— start of MATERIAL —

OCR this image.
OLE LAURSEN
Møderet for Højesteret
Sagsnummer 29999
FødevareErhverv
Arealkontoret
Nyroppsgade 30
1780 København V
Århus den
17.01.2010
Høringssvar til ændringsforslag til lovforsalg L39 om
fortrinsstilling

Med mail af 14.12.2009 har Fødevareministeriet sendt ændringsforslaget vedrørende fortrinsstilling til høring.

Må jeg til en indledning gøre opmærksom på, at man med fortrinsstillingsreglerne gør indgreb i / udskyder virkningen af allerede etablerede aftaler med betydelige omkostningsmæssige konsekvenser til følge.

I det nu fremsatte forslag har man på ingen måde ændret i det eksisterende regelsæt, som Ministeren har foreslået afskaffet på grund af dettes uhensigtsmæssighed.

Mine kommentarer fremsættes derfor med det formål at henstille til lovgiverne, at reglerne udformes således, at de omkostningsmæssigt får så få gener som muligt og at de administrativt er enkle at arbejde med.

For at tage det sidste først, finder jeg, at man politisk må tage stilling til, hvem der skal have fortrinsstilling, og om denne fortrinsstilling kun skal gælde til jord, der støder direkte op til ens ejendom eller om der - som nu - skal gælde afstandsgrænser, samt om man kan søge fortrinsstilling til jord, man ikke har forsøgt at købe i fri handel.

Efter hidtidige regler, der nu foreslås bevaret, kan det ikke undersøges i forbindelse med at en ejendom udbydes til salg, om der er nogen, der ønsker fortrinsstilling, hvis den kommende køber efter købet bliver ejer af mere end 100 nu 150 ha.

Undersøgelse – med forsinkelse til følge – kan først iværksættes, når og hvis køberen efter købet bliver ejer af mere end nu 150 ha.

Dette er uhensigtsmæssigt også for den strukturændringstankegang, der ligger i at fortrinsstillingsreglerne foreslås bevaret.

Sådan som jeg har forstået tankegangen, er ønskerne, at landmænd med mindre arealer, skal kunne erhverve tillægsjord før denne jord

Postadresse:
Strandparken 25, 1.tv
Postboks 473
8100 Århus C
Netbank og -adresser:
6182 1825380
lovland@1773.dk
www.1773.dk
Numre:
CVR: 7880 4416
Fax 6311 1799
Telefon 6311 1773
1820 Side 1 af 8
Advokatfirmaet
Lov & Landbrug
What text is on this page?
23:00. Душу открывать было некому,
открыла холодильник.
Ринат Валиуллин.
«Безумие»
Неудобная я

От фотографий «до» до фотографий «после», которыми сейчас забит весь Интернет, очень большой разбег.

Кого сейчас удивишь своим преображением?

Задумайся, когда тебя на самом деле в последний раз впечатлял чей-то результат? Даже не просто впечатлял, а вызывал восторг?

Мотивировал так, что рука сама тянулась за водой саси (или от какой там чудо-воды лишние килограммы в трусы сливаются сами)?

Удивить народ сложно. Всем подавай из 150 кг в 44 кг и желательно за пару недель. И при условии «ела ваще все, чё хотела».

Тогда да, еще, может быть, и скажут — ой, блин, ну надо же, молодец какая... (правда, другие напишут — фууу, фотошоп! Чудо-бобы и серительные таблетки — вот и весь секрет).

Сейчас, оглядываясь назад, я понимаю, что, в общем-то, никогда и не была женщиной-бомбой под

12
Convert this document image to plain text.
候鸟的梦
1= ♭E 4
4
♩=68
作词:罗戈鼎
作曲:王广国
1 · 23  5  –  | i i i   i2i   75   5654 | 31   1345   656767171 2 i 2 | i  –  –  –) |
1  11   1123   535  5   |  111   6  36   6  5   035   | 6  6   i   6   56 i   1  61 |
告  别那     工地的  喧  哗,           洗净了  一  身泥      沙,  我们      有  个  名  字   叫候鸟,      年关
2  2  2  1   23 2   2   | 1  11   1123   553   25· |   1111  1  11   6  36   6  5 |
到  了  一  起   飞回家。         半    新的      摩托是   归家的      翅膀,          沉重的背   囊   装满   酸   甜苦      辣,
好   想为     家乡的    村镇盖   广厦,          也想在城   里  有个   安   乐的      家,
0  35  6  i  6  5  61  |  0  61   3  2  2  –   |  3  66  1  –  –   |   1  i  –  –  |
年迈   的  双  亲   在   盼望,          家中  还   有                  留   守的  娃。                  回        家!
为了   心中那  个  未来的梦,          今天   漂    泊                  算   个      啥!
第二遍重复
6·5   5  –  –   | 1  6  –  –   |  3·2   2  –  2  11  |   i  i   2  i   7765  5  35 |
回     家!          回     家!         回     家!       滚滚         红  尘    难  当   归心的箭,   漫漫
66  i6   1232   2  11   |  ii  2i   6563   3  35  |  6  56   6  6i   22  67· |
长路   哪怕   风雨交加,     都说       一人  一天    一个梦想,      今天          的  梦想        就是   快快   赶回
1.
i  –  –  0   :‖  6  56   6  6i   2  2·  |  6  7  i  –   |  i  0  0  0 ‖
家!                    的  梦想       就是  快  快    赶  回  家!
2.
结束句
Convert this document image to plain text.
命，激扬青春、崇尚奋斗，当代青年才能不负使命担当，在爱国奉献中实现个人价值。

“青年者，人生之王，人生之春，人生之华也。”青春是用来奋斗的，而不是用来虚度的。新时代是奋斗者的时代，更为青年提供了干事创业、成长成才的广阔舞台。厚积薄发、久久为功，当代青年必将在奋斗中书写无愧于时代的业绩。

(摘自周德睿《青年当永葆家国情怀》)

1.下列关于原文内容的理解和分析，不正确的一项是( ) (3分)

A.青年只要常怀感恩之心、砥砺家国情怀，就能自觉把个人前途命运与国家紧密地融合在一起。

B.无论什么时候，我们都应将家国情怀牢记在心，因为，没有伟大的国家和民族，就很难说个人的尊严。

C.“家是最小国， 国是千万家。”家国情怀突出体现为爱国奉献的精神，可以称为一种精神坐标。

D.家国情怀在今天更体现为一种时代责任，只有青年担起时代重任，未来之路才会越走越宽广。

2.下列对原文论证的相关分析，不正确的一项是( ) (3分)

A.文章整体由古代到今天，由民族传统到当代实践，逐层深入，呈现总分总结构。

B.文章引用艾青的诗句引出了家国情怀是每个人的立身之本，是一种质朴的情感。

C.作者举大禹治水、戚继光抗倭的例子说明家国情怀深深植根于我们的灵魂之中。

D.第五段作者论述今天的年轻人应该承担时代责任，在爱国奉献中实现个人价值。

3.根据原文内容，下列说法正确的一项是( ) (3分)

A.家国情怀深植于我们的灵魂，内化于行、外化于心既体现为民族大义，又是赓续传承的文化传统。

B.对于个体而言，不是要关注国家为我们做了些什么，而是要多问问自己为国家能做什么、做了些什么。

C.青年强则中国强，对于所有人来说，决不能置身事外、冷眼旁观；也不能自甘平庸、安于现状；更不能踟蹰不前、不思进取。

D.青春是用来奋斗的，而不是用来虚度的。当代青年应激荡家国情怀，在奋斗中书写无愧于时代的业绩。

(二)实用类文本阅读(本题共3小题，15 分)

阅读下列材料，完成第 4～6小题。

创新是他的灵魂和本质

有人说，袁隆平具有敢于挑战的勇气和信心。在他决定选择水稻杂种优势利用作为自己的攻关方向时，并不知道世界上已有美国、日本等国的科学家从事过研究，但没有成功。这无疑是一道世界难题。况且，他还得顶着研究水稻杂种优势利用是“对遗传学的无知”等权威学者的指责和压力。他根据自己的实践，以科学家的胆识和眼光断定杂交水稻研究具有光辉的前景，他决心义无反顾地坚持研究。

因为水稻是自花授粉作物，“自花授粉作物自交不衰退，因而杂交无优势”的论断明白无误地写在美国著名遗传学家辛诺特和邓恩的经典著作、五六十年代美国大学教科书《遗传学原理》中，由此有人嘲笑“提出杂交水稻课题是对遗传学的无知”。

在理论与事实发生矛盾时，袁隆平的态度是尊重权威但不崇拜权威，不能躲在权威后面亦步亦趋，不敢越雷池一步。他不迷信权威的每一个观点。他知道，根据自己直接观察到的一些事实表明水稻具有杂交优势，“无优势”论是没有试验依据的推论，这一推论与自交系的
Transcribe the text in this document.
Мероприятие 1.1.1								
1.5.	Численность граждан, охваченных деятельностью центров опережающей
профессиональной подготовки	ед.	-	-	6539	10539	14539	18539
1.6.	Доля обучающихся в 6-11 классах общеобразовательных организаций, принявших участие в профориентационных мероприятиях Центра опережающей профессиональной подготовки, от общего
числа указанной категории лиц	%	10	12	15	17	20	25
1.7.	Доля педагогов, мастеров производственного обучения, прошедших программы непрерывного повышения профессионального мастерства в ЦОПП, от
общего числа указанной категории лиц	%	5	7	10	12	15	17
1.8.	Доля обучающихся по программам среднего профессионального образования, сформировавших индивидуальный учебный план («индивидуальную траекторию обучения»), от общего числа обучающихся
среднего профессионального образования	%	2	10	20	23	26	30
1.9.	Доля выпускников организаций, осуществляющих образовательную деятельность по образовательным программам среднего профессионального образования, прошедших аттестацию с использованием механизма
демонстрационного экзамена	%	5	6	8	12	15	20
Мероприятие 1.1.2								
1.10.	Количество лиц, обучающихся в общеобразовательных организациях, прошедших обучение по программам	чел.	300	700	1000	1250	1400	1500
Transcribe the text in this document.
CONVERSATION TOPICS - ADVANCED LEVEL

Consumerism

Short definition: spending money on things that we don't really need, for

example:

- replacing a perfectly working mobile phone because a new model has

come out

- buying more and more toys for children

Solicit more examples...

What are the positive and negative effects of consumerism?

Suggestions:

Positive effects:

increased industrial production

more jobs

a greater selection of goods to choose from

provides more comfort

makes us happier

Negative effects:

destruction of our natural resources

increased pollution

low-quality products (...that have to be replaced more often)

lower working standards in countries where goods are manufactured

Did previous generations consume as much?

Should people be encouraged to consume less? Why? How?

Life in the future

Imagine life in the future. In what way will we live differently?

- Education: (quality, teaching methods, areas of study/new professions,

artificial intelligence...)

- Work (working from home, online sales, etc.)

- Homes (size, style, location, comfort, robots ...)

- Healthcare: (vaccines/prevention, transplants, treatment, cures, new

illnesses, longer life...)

— end of MATERIAL —

> _GOAL_:
Which lines above contain the word "efter"? Copy each of them.

> _THE SOLUTION_:
Efter hidtidige regler, der nu foreslås bevaret, kan det ikke undersøges i forbindelse med at en ejendom udbydes til salg, om der er nogen, der ønsker fortrinsstilling, hvis den kommende køber efter købet bliver ejer af mere end 100 nu 150 ha.
Undersøgelse – med forsinkelse til følge – kan først iværksættes, når og hvis køberen efter købet bliver ejer af mere end nu 150 ha.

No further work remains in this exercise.